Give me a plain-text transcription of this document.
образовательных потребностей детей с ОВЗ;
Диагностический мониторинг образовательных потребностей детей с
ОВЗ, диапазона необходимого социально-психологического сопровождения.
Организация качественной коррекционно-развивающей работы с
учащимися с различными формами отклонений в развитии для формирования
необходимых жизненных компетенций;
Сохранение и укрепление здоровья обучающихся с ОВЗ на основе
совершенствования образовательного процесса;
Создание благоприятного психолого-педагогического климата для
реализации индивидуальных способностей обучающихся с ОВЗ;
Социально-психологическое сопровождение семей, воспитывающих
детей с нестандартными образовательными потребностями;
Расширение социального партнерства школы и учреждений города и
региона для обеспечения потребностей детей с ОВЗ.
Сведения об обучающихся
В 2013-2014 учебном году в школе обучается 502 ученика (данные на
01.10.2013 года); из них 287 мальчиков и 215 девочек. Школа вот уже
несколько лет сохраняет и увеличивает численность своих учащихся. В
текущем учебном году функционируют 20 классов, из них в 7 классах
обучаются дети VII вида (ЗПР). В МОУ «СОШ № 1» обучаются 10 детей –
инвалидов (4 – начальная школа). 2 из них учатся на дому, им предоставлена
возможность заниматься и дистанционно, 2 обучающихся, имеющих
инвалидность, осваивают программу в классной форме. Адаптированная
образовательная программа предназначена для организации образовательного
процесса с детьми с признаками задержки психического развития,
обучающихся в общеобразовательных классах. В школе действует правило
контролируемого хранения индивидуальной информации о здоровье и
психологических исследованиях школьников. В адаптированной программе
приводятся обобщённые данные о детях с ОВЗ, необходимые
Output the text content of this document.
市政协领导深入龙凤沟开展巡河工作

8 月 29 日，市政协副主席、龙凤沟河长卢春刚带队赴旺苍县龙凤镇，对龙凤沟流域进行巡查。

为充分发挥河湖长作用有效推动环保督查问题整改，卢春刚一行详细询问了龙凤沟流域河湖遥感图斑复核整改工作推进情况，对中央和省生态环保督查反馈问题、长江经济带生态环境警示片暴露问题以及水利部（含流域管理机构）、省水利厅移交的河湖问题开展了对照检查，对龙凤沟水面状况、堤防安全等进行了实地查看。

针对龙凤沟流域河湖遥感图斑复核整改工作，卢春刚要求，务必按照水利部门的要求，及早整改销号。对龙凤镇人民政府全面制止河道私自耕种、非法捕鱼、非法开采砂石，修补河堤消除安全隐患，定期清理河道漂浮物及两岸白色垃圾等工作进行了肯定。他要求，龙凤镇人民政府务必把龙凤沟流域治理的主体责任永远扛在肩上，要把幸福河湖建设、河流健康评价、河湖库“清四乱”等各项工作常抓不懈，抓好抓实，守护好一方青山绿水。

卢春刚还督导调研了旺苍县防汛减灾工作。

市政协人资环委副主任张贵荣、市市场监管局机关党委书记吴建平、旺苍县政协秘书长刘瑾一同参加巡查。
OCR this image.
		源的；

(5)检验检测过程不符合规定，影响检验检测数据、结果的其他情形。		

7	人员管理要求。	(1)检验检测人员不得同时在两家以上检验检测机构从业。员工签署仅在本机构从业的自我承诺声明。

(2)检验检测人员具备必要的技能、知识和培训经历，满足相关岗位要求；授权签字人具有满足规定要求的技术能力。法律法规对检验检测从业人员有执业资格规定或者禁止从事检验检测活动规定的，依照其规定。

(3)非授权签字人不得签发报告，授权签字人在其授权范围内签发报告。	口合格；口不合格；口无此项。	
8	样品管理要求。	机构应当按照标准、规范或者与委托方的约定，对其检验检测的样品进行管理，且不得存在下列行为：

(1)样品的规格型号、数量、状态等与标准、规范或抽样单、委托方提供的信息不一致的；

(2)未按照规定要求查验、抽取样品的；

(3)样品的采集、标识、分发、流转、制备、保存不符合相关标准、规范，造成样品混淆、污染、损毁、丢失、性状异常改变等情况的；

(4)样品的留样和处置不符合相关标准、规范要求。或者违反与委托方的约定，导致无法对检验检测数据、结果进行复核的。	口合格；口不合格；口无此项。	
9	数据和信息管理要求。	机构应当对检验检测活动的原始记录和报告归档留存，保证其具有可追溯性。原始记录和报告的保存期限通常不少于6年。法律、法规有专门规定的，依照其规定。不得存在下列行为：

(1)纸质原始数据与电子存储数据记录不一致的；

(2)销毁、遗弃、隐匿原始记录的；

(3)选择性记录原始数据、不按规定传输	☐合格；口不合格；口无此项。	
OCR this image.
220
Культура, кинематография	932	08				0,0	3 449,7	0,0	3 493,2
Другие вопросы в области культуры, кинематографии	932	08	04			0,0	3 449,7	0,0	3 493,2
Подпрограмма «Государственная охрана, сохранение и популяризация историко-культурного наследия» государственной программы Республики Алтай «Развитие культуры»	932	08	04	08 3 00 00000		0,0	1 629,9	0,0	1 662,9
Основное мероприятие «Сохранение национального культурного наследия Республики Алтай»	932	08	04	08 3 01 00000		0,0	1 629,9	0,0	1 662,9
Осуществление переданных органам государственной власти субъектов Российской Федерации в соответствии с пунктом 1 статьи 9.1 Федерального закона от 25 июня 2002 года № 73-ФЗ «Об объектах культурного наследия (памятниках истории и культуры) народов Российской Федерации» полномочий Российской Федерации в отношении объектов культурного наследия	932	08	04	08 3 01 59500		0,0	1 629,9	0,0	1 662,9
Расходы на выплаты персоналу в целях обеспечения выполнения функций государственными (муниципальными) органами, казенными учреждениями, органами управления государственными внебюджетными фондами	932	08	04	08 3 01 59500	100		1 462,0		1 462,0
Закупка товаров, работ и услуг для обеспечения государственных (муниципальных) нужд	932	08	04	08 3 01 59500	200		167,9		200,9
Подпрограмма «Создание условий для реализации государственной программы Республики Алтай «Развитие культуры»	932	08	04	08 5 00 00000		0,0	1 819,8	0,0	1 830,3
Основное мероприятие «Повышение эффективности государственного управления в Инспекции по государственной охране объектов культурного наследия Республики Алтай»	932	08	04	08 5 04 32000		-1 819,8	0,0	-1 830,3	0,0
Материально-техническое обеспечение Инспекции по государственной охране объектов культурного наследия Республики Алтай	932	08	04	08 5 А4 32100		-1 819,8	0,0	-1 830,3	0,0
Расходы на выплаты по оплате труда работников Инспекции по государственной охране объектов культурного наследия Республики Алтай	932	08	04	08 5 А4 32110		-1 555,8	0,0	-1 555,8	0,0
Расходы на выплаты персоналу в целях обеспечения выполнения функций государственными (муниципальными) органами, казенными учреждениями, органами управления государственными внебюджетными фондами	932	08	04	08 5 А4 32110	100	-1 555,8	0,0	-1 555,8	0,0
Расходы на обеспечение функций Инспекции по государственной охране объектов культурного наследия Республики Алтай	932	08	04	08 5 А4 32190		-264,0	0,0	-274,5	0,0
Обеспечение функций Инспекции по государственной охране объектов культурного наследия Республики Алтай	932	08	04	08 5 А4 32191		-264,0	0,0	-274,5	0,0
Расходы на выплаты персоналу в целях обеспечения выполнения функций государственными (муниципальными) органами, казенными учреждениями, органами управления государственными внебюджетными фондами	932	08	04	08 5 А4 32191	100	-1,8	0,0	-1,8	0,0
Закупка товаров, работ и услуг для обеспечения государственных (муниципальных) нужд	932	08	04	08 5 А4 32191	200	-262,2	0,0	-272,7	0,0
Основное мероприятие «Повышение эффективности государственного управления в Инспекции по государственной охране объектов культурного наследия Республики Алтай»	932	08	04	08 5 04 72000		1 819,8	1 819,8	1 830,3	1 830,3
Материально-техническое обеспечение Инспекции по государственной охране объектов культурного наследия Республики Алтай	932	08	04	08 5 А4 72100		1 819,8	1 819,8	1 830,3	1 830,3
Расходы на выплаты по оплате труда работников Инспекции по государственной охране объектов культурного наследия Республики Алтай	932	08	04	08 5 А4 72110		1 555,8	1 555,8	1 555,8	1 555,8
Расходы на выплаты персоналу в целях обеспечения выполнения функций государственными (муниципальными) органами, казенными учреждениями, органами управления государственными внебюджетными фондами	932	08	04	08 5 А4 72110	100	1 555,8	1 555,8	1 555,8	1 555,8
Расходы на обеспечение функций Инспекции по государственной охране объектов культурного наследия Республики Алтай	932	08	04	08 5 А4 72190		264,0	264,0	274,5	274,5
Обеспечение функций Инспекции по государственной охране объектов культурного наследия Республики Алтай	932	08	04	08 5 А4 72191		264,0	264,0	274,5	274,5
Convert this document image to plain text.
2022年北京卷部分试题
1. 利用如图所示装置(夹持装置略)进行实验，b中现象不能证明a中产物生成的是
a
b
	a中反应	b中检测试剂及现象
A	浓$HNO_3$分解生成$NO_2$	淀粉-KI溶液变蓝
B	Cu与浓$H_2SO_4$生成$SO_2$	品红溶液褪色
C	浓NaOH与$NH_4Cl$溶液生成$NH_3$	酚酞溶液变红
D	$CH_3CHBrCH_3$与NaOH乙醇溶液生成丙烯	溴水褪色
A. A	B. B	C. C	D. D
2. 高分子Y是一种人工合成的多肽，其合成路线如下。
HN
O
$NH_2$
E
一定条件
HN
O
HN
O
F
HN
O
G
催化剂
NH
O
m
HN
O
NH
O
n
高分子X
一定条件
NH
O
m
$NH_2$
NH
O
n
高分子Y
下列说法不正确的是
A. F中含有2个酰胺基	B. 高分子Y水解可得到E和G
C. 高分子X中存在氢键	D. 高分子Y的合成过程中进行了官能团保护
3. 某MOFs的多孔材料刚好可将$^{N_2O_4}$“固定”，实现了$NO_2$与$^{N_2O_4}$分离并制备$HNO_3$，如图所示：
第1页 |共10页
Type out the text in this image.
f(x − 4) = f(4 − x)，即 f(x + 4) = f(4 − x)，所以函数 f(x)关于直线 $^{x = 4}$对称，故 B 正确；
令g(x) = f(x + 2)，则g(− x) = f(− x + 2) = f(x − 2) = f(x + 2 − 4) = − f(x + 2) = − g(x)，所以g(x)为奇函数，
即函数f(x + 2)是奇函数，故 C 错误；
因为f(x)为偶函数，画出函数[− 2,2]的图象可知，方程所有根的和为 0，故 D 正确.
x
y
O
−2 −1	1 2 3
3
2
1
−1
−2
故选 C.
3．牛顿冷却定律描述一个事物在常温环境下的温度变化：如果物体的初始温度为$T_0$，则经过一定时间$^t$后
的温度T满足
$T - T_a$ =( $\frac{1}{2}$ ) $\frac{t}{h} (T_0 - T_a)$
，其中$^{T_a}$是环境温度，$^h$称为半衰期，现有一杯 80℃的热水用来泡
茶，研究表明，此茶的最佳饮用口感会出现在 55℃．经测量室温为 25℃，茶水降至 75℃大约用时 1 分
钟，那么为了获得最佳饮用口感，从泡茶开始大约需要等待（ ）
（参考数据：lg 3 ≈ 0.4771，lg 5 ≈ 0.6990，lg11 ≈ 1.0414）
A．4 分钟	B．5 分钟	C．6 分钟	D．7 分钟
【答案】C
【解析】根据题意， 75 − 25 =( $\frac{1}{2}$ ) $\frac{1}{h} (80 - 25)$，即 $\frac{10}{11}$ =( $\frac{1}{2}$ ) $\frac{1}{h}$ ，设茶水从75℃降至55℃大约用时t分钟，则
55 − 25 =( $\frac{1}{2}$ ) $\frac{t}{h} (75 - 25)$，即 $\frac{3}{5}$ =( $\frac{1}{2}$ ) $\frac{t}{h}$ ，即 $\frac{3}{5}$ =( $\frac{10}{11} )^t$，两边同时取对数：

● ● ● ● ● ● ●

• What needs to be done:
Lines from the records above that hold "данные" are the ones to list.

• Solution for this problem:
В 2013-2014 учебном году в школе обучается 502 ученика (данные на
приводятся обобщённые данные о детях с ОВЗ, необходимые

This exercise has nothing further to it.